▶ _Supplied data_
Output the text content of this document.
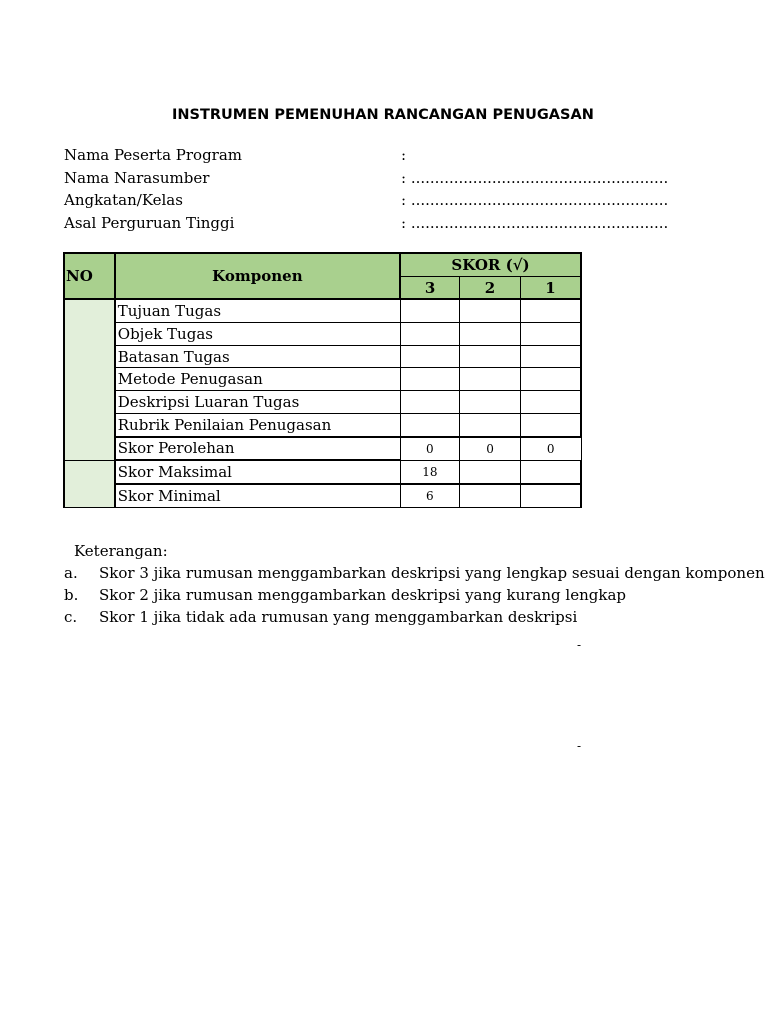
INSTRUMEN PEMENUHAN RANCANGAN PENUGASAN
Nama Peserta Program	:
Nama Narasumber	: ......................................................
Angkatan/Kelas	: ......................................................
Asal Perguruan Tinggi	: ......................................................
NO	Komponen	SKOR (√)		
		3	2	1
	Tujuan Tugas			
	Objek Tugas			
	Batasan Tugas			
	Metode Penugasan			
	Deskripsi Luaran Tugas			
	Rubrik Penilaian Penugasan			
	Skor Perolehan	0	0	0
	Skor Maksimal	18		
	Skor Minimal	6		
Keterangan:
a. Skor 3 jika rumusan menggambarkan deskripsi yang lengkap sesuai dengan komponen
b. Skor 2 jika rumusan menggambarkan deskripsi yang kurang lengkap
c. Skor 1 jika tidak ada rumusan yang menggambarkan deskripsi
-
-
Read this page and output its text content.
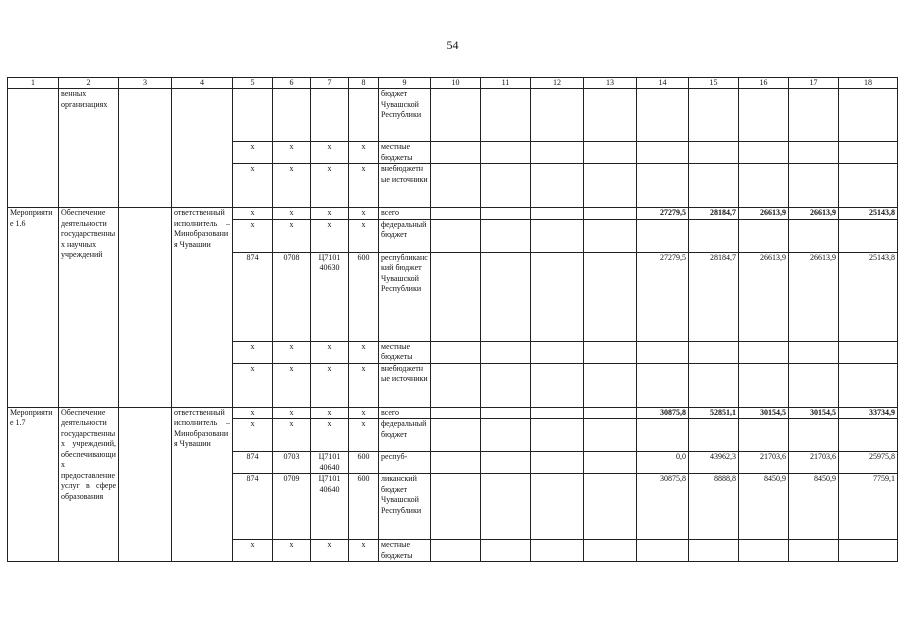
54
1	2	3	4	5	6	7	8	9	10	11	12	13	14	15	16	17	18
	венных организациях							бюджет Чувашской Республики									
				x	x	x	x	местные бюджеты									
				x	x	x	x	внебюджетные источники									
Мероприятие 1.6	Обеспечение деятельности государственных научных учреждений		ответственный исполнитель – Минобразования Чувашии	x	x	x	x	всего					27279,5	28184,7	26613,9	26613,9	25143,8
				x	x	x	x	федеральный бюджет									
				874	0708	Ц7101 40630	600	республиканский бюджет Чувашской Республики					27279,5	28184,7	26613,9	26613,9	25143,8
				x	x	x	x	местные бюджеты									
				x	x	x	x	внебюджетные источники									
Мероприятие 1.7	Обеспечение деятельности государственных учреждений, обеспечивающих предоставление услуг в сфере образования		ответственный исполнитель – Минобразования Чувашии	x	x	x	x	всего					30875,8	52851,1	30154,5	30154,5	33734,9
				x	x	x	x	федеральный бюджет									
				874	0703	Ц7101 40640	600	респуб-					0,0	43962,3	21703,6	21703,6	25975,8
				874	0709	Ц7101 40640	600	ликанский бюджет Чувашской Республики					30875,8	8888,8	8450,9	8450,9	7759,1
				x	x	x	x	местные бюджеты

▶ _What is expected_
With the pictures left out, write out exactly the lines from the line containing "Read this page and output its text content." through the final line.

▶ _Task response_
Read this page and output its text content.
54
1	2	3	4	5	6	7	8	9	10	11	12	13	14	15	16	17	18
	венных организациях							бюджет Чувашской Республики									
				x	x	x	x	местные бюджеты									
				x	x	x	x	внебюджетные источники									
Мероприятие 1.6	Обеспечение деятельности государственных научных учреждений		ответственный исполнитель – Минобразования Чувашии	x	x	x	x	всего					27279,5	28184,7	26613,9	26613,9	25143,8
				x	x	x	x	федеральный бюджет									
				874	0708	Ц7101 40630	600	республиканский бюджет Чувашской Республики					27279,5	28184,7	26613,9	26613,9	25143,8
				x	x	x	x	местные бюджеты									
				x	x	x	x	внебюджетные источники									
Мероприятие 1.7	Обеспечение деятельности государственных учреждений, обеспечивающих предоставление услуг в сфере образования		ответственный исполнитель – Минобразования Чувашии	x	x	x	x	всего					30875,8	52851,1	30154,5	30154,5	33734,9
				x	x	x	x	федеральный бюджет									
				874	0703	Ц7101 40640	600	респуб-					0,0	43962,3	21703,6	21703,6	25975,8
				874	0709	Ц7101 40640	600	ликанский бюджет Чувашской Республики					30875,8	8888,8	8450,9	8450,9	7759,1
				x	x	x	x	местные бюджеты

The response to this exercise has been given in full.